Dataset records:
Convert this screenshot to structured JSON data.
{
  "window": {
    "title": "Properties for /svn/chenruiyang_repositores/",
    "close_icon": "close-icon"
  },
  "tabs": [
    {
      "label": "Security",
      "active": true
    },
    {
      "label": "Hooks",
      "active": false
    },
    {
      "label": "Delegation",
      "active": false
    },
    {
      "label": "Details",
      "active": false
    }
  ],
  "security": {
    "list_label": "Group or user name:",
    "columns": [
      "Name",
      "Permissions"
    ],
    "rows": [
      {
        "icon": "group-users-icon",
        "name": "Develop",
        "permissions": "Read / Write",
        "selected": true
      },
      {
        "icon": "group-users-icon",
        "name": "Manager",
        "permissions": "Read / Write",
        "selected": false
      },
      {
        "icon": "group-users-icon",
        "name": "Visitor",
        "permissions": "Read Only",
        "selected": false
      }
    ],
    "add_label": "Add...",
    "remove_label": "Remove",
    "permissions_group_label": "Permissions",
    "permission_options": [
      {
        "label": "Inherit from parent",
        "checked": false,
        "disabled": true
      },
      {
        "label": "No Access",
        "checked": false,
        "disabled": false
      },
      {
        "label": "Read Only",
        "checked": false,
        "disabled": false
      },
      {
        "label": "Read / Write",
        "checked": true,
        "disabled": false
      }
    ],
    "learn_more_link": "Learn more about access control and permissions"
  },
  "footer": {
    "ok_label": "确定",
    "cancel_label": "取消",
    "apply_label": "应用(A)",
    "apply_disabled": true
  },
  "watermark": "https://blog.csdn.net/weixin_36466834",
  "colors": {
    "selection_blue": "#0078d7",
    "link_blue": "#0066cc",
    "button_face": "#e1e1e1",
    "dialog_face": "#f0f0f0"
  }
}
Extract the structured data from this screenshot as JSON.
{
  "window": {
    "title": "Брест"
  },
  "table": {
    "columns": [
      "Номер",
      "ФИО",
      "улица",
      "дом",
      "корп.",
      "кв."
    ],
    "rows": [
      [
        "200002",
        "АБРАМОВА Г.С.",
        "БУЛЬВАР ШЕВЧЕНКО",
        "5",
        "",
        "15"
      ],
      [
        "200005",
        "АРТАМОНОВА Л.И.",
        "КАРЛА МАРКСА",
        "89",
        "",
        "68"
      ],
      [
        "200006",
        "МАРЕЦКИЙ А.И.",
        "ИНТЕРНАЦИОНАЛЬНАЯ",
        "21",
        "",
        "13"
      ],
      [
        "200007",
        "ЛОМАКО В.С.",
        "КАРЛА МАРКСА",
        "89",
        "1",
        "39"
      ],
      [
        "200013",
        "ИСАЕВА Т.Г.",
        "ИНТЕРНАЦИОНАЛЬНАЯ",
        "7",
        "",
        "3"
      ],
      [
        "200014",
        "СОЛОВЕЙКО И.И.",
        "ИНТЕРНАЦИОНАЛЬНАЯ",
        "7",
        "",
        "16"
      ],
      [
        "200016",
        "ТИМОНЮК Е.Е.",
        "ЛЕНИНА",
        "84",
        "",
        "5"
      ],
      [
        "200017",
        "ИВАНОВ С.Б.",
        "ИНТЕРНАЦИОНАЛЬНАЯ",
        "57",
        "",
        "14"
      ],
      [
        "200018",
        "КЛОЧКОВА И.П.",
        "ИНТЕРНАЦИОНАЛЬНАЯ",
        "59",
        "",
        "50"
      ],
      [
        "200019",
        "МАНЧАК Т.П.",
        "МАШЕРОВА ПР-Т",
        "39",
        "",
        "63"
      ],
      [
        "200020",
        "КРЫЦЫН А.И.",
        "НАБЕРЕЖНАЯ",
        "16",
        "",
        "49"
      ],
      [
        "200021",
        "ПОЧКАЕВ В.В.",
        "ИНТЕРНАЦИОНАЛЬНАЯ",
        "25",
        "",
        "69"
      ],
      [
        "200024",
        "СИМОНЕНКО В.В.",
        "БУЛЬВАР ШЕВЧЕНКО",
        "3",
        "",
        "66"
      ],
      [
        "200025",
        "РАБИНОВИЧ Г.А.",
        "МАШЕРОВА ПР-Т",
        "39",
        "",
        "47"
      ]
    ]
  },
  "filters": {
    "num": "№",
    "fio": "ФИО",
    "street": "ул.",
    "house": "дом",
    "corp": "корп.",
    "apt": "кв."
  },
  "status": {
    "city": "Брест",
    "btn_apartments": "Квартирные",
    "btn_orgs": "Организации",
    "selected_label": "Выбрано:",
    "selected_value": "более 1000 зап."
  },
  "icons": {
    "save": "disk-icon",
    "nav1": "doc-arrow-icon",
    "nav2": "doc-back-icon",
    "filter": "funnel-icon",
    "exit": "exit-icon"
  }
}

Exercise objective: Determine how many lines of the listing above hold the word "structured". Report that number without anything else.

Output of the exercise: 2